(Exercise task) Your task is to retype each line of the data below exactly.

[Figure dataset records]
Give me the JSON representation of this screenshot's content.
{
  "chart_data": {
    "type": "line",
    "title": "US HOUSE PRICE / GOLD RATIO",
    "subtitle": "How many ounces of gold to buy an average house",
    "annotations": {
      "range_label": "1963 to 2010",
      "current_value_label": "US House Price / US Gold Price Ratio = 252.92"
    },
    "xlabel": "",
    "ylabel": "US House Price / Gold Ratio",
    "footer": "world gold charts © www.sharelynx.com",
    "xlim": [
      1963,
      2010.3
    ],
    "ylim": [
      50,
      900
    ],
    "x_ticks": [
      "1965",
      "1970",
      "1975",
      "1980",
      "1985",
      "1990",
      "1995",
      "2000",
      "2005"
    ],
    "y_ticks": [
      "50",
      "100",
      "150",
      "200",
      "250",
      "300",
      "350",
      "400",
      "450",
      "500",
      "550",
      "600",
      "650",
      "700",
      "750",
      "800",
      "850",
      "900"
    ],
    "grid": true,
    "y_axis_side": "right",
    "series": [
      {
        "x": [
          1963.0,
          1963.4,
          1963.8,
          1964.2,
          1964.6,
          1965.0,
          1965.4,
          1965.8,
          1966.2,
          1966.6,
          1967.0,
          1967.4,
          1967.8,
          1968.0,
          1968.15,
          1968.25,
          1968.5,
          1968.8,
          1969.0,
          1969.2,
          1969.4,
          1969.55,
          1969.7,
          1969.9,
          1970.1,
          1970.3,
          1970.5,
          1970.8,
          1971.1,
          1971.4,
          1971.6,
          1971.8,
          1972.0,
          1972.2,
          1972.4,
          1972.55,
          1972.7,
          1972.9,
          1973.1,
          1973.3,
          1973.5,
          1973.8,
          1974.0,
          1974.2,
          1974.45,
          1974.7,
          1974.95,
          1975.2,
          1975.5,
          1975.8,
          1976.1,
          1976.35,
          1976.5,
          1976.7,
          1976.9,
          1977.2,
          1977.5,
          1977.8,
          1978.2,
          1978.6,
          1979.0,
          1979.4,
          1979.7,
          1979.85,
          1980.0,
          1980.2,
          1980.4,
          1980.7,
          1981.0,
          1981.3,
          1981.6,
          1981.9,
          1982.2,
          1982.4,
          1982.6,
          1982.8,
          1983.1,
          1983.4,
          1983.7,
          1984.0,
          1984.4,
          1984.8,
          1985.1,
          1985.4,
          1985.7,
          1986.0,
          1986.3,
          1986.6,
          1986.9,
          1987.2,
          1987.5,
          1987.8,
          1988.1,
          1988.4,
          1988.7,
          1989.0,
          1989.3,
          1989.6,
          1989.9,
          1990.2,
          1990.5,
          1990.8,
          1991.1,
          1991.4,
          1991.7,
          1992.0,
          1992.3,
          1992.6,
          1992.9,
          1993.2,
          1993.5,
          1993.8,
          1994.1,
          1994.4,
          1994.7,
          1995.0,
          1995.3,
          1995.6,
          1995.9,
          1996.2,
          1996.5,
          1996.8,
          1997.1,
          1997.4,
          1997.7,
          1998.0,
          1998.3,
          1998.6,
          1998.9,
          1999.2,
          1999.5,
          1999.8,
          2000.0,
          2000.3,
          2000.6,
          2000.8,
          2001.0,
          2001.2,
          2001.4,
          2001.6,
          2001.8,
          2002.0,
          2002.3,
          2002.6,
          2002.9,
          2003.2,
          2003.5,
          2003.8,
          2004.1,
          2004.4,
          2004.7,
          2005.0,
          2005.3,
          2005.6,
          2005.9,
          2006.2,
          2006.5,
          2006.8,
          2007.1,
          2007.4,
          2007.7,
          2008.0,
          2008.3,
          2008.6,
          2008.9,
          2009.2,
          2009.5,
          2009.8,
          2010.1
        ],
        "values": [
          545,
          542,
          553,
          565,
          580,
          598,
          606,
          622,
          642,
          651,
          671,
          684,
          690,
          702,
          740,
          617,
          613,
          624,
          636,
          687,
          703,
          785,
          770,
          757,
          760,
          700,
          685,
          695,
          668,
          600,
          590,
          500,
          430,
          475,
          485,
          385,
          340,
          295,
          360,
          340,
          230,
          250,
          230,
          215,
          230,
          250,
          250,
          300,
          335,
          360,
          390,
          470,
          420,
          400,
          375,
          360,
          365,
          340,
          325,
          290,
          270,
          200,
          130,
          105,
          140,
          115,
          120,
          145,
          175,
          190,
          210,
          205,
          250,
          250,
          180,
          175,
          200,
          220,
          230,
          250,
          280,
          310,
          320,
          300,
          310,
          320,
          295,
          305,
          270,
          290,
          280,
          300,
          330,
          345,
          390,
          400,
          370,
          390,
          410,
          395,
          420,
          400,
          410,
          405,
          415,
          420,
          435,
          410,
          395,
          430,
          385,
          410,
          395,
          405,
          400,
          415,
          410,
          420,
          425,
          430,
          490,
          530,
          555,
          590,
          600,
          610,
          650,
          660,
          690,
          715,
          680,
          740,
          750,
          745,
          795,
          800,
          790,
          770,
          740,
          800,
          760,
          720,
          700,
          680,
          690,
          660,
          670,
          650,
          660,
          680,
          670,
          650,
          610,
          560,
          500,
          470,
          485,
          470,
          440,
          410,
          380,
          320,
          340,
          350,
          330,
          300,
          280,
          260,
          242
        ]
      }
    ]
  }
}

(Result of the exercise)
Give me the JSON representation of this screenshot's content.
{
  "chart_data": {
    "type": "line",
    "title": "US HOUSE PRICE / GOLD RATIO",
    "subtitle": "How many ounces of gold to buy an average house",
    "annotations": {
      "range_label": "1963 to 2010",
      "current_value_label": "US House Price / US Gold Price Ratio = 252.92"
    },
    "xlabel": "",
    "ylabel": "US House Price / Gold Ratio",
    "footer": "world gold charts © www.sharelynx.com",
    "xlim": [
      1963,
      2010.3
    ],
    "ylim": [
      50,
      900
    ],
    "x_ticks": [
      "1965",
      "1970",
      "1975",
      "1980",
      "1985",
      "1990",
      "1995",
      "2000",
      "2005"
    ],
    "y_ticks": [
      "50",
      "100",
      "150",
      "200",
      "250",
      "300",
      "350",
      "400",
      "450",
      "500",
      "550",
      "600",
      "650",
      "700",
      "750",
      "800",
      "850",
      "900"
    ],
    "grid": true,
    "y_axis_side": "right",
    "series": [
      {
        "x": [
          1963.0,
          1963.4,
          1963.8,
          1964.2,
          1964.6,
          1965.0,
          1965.4,
          1965.8,
          1966.2,
          1966.6,
          1967.0,
          1967.4,
          1967.8,
          1968.0,
          1968.15,
          1968.25,
          1968.5,
          1968.8,
          1969.0,
          1969.2,
          1969.4,
          1969.55,
          1969.7,
          1969.9,
          1970.1,
          1970.3,
          1970.5,
          1970.8,
          1971.1,
          1971.4,
          1971.6,
          1971.8,
          1972.0,
          1972.2,
          1972.4,
          1972.55,
          1972.7,
          1972.9,
          1973.1,
          1973.3,
          1973.5,
          1973.8,
          1974.0,
          1974.2,
          1974.45,
          1974.7,
          1974.95,
          1975.2,
          1975.5,
          1975.8,
          1976.1,
          1976.35,
          1976.5,
          1976.7,
          1976.9,
          1977.2,
          1977.5,
          1977.8,
          1978.2,
          1978.6,
          1979.0,
          1979.4,
          1979.7,
          1979.85,
          1980.0,
          1980.2,
          1980.4,
          1980.7,
          1981.0,
          1981.3,
          1981.6,
          1981.9,
          1982.2,
          1982.4,
          1982.6,
          1982.8,
          1983.1,
          1983.4,
          1983.7,
          1984.0,
          1984.4,
          1984.8,
          1985.1,
          1985.4,
          1985.7,
          1986.0,
          1986.3,
          1986.6,
          1986.9,
          1987.2,
          1987.5,
          1987.8,
          1988.1,
          1988.4,
          1988.7,
          1989.0,
          1989.3,
          1989.6,
          1989.9,
          1990.2,
          1990.5,
          1990.8,
          1991.1,
          1991.4,
          1991.7,
          1992.0,
          1992.3,
          1992.6,
          1992.9,
          1993.2,
          1993.5,
          1993.8,
          1994.1,
          1994.4,
          1994.7,
          1995.0,
          1995.3,
          1995.6,
          1995.9,
          1996.2,
          1996.5,
          1996.8,
          1997.1,
          1997.4,
          1997.7,
          1998.0,
          1998.3,
          1998.6,
          1998.9,
          1999.2,
          1999.5,
          1999.8,
          2000.0,
          2000.3,
          2000.6,
          2000.8,
          2001.0,
          2001.2,
          2001.4,
          2001.6,
          2001.8,
          2002.0,
          2002.3,
          2002.6,
          2002.9,
          2003.2,
          2003.5,
          2003.8,
          2004.1,
          2004.4,
          2004.7,
          2005.0,
          2005.3,
          2005.6,
          2005.9,
          2006.2,
          2006.5,
          2006.8,
          2007.1,
          2007.4,
          2007.7,
          2008.0,
          2008.3,
          2008.6,
          2008.9,
          2009.2,
          2009.5,
          2009.8,
          2010.1
        ],
        "values": [
          545,
          542,
          553,
          565,
          580,
          598,
          606,
          622,
          642,
          651,
          671,
          684,
          690,
          702,
          740,
          617,
          613,
          624,
          636,
          687,
          703,
          785,
          770,
          757,
          760,
          700,
          685,
          695,
          668,
          600,
          590,
          500,
          430,
          475,
          485,
          385,
          340,
          295,
          360,
          340,
          230,
          250,
          230,
          215,
          230,
          250,
          250,
          300,
          335,
          360,
          390,
          470,
          420,
          400,
          375,
          360,
          365,
          340,
          325,
          290,
          270,
          200,
          130,
          105,
          140,
          115,
          120,
          145,
          175,
          190,
          210,
          205,
          250,
          250,
          180,
          175,
          200,
          220,
          230,
          250,
          280,
          310,
          320,
          300,
          310,
          320,
          295,
          305,
          270,
          290,
          280,
          300,
          330,
          345,
          390,
          400,
          370,
          390,
          410,
          395,
          420,
          400,
          410,
          405,
          415,
          420,
          435,
          410,
          395,
          430,
          385,
          410,
          395,
          405,
          400,
          415,
          410,
          420,
          425,
          430,
          490,
          530,
          555,
          590,
          600,
          610,
          650,
          660,
          690,
          715,
          680,
          740,
          750,
          745,
          795,
          800,
          790,
          770,
          740,
          800,
          760,
          720,
          700,
          680,
          690,
          660,
          670,
          650,
          660,
          680,
          670,
          650,
          610,
          560,
          500,
          470,
          485,
          470,
          440,
          410,
          380,
          320,
          340,
          350,
          330,
          300,
          280,
          260,
          242
        ]
      }
    ]
  }
}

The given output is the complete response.